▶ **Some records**
* * * * *

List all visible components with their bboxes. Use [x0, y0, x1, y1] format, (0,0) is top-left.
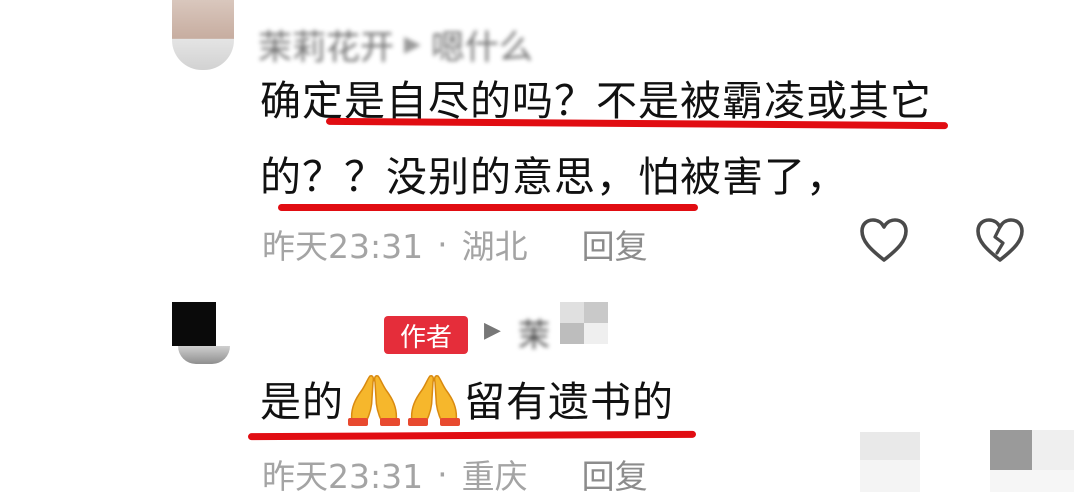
reply-text-start: 是的 [260, 378, 344, 426]
comment-location: 湖北 [461, 227, 528, 266]
reply-arrow-icon: ▶ [404, 31, 421, 57]
comment-time: 昨天23:31 [262, 227, 424, 266]
mosaic-redaction [860, 432, 920, 460]
pray-emoji-icon [408, 375, 460, 426]
mosaic-redaction [1032, 430, 1074, 470]
author-avatar-lower [178, 346, 230, 364]
red-underline-mark [247, 430, 697, 441]
red-underline-mark [278, 204, 698, 211]
separator-dot: · [437, 454, 448, 492]
separator-dot: · [437, 224, 448, 264]
author-badge: 作者 [384, 316, 468, 354]
comment-thread: 茉莉花开 ▶ 嗯什么 确定是自尽的吗？不是被霸凌或其它 的？？没别的意思，怕被害… [0, 0, 1080, 492]
commenter-avatar[interactable] [172, 0, 234, 70]
comment-meta: 昨天23:31 · 重庆 回复 [262, 450, 648, 492]
comment-time: 昨天23:31 [262, 457, 424, 492]
comment-location: 重庆 [461, 457, 528, 492]
comment-text-line: 是的 留有遗书的 [260, 372, 674, 431]
comment-header: 茉莉花开 ▶ 嗯什么 [258, 20, 533, 69]
pray-emoji-icon [348, 375, 400, 426]
comment-text-line: 的？？没别的意思，怕被害了， [260, 153, 848, 201]
reply-text-end: 留有遗书的 [464, 378, 674, 426]
reply-button[interactable]: 回复 [582, 450, 648, 492]
reply-target-name[interactable]: 茉 [518, 310, 550, 356]
mosaic-redaction [860, 460, 920, 492]
author-avatar[interactable] [172, 302, 216, 346]
mosaic-redaction [990, 470, 1074, 492]
mosaic-redaction [990, 430, 1032, 470]
reply-arrow-icon: ▶ [484, 318, 501, 343]
reply-button[interactable]: 回复 [582, 220, 648, 268]
heart-icon[interactable] [858, 216, 910, 268]
mosaic-redaction [560, 302, 608, 344]
comment-meta: 昨天23:31 · 湖北 回复 [262, 220, 648, 268]
reply-target-name[interactable]: 嗯什么 [431, 20, 533, 69]
commenter-name[interactable]: 茉莉花开 [258, 20, 394, 69]
broken-heart-icon[interactable] [974, 216, 1026, 268]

* * * * *

▶ **THE TASK**
Quote the records from the line containing "reply-text-start: 是的 [260, 378, 344, 426]" through the line containing "author-badge: 作者 [384, 316, 468, 354]", inclusive, copying each line unchanged.

▶ **RESULT BELOW**
reply-text-start: 是的 [260, 378, 344, 426]
comment-location: 湖北 [461, 227, 528, 266]
reply-arrow-icon: ▶ [404, 31, 421, 57]
comment-time: 昨天23:31 [262, 227, 424, 266]
mosaic-redaction [860, 432, 920, 460]
pray-emoji-icon [408, 375, 460, 426]
mosaic-redaction [1032, 430, 1074, 470]
author-avatar-lower [178, 346, 230, 364]
red-underline-mark [247, 430, 697, 441]
red-underline-mark [278, 204, 698, 211]
separator-dot: · [437, 454, 448, 492]
separator-dot: · [437, 224, 448, 264]
author-badge: 作者 [384, 316, 468, 354]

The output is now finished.